==== Input material

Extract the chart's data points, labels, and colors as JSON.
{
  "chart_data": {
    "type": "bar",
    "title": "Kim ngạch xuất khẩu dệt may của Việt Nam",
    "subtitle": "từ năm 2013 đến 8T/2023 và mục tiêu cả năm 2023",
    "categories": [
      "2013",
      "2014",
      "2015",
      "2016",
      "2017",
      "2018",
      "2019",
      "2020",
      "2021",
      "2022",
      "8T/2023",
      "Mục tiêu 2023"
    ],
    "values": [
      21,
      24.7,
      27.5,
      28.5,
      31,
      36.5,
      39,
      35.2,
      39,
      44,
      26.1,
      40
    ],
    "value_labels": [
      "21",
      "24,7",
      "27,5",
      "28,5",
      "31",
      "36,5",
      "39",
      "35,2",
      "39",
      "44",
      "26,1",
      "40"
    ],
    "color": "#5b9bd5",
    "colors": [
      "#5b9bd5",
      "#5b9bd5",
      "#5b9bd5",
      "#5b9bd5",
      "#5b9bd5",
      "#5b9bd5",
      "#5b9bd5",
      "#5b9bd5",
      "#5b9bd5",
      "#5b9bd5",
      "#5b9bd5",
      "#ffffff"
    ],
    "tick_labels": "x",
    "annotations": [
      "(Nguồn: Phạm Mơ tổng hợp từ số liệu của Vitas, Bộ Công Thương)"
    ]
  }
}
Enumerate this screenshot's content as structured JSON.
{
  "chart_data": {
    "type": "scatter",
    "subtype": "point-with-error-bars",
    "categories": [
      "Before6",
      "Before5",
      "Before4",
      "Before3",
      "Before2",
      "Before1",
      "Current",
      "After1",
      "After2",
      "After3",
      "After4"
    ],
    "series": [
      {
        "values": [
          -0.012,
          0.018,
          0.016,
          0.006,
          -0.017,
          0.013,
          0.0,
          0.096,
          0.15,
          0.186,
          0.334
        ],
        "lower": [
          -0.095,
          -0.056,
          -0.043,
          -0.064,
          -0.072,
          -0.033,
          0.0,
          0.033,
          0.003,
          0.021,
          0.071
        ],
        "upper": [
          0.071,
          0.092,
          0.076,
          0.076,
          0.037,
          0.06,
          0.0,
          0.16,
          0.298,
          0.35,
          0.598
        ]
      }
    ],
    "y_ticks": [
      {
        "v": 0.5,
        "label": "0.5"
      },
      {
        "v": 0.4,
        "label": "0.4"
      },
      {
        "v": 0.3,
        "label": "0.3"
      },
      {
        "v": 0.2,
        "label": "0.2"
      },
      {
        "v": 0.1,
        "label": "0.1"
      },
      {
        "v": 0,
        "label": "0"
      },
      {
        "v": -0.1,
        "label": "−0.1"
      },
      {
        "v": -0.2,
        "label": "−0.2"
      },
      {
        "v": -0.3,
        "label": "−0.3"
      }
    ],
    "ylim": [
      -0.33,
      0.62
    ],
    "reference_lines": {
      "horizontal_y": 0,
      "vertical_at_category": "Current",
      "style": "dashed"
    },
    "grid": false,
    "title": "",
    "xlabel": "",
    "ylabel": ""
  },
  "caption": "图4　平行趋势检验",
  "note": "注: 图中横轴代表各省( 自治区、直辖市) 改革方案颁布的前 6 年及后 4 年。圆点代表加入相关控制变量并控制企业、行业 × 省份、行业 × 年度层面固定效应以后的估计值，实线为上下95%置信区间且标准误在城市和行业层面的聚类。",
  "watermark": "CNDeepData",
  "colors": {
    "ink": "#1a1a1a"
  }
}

========

## Short exercise
Provide the count, and nothing else, of lines in the data above where the word "Current" occurs.

## Answer to this exercise
2